TASK DETAILS
Print all the entries verbatim.

MATERIAL

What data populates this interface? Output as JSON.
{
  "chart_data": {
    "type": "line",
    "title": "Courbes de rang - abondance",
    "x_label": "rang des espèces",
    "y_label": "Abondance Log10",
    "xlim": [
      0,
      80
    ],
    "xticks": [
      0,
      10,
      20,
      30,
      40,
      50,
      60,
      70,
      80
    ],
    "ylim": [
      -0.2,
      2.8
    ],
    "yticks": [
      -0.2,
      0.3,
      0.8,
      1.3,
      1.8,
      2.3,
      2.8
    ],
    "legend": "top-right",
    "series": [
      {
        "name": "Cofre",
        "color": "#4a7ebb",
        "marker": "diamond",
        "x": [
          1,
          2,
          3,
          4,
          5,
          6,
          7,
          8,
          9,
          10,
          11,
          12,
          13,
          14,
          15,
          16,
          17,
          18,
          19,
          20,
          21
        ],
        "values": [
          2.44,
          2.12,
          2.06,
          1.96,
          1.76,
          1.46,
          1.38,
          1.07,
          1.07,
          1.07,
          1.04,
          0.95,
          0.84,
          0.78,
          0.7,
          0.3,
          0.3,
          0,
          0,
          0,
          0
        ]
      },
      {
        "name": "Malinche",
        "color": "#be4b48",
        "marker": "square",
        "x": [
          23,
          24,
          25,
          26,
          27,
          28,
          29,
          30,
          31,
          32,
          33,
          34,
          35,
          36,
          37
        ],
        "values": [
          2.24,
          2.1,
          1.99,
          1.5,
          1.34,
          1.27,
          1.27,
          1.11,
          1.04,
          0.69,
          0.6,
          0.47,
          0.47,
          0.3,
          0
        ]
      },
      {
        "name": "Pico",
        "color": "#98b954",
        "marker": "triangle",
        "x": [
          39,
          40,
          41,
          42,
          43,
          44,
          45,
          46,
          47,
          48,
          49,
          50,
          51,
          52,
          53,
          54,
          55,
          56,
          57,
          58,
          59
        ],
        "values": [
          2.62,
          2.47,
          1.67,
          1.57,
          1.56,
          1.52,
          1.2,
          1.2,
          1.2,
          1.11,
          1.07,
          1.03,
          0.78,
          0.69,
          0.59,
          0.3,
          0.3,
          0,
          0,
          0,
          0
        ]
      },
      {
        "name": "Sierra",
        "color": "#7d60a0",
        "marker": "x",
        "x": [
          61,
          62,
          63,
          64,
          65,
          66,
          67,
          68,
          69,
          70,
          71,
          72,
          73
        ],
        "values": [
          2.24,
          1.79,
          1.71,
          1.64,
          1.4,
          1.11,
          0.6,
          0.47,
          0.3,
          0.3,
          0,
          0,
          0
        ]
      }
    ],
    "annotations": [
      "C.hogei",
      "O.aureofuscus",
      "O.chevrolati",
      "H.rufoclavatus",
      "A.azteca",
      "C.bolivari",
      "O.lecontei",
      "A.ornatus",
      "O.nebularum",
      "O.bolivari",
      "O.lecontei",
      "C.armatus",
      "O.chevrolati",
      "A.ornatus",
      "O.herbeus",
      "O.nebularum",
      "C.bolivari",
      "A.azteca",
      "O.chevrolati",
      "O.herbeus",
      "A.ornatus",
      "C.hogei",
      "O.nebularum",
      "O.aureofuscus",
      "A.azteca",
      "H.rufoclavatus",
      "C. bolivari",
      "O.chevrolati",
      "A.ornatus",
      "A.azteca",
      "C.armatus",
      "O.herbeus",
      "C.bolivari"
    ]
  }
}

COMPLETED TASK
What data populates this interface? Output as JSON.
{
  "chart_data": {
    "type": "line",
    "title": "Courbes de rang - abondance",
    "x_label": "rang des espèces",
    "y_label": "Abondance Log10",
    "xlim": [
      0,
      80
    ],
    "xticks": [
      0,
      10,
      20,
      30,
      40,
      50,
      60,
      70,
      80
    ],
    "ylim": [
      -0.2,
      2.8
    ],
    "yticks": [
      -0.2,
      0.3,
      0.8,
      1.3,
      1.8,
      2.3,
      2.8
    ],
    "legend": "top-right",
    "series": [
      {
        "name": "Cofre",
        "color": "#4a7ebb",
        "marker": "diamond",
        "x": [
          1,
          2,
          3,
          4,
          5,
          6,
          7,
          8,
          9,
          10,
          11,
          12,
          13,
          14,
          15,
          16,
          17,
          18,
          19,
          20,
          21
        ],
        "values": [
          2.44,
          2.12,
          2.06,
          1.96,
          1.76,
          1.46,
          1.38,
          1.07,
          1.07,
          1.07,
          1.04,
          0.95,
          0.84,
          0.78,
          0.7,
          0.3,
          0.3,
          0,
          0,
          0,
          0
        ]
      },
      {
        "name": "Malinche",
        "color": "#be4b48",
        "marker": "square",
        "x": [
          23,
          24,
          25,
          26,
          27,
          28,
          29,
          30,
          31,
          32,
          33,
          34,
          35,
          36,
          37
        ],
        "values": [
          2.24,
          2.1,
          1.99,
          1.5,
          1.34,
          1.27,
          1.27,
          1.11,
          1.04,
          0.69,
          0.6,
          0.47,
          0.47,
          0.3,
          0
        ]
      },
      {
        "name": "Pico",
        "color": "#98b954",
        "marker": "triangle",
        "x": [
          39,
          40,
          41,
          42,
          43,
          44,
          45,
          46,
          47,
          48,
          49,
          50,
          51,
          52,
          53,
          54,
          55,
          56,
          57,
          58,
          59
        ],
        "values": [
          2.62,
          2.47,
          1.67,
          1.57,
          1.56,
          1.52,
          1.2,
          1.2,
          1.2,
          1.11,
          1.07,
          1.03,
          0.78,
          0.69,
          0.59,
          0.3,
          0.3,
          0,
          0,
          0,
          0
        ]
      },
      {
        "name": "Sierra",
        "color": "#7d60a0",
        "marker": "x",
        "x": [
          61,
          62,
          63,
          64,
          65,
          66,
          67,
          68,
          69,
          70,
          71,
          72,
          73
        ],
        "values": [
          2.24,
          1.79,
          1.71,
          1.64,
          1.4,
          1.11,
          0.6,
          0.47,
          0.3,
          0.3,
          0,
          0,
          0
        ]
      }
    ],
    "annotations": [
      "C.hogei",
      "O.aureofuscus",
      "O.chevrolati",
      "H.rufoclavatus",
      "A.azteca",
      "C.bolivari",
      "O.lecontei",
      "A.ornatus",
      "O.nebularum",
      "O.bolivari",
      "O.lecontei",
      "C.armatus",
      "O.chevrolati",
      "A.ornatus",
      "O.herbeus",
      "O.nebularum",
      "C.bolivari",
      "A.azteca",
      "O.chevrolati",
      "O.herbeus",
      "A.ornatus",
      "C.hogei",
      "O.nebularum",
      "O.aureofuscus",
      "A.azteca",
      "H.rufoclavatus",
      "C. bolivari",
      "O.chevrolati",
      "A.ornatus",
      "A.azteca",
      "C.armatus",
      "O.herbeus",
      "C.bolivari"
    ]
  }
}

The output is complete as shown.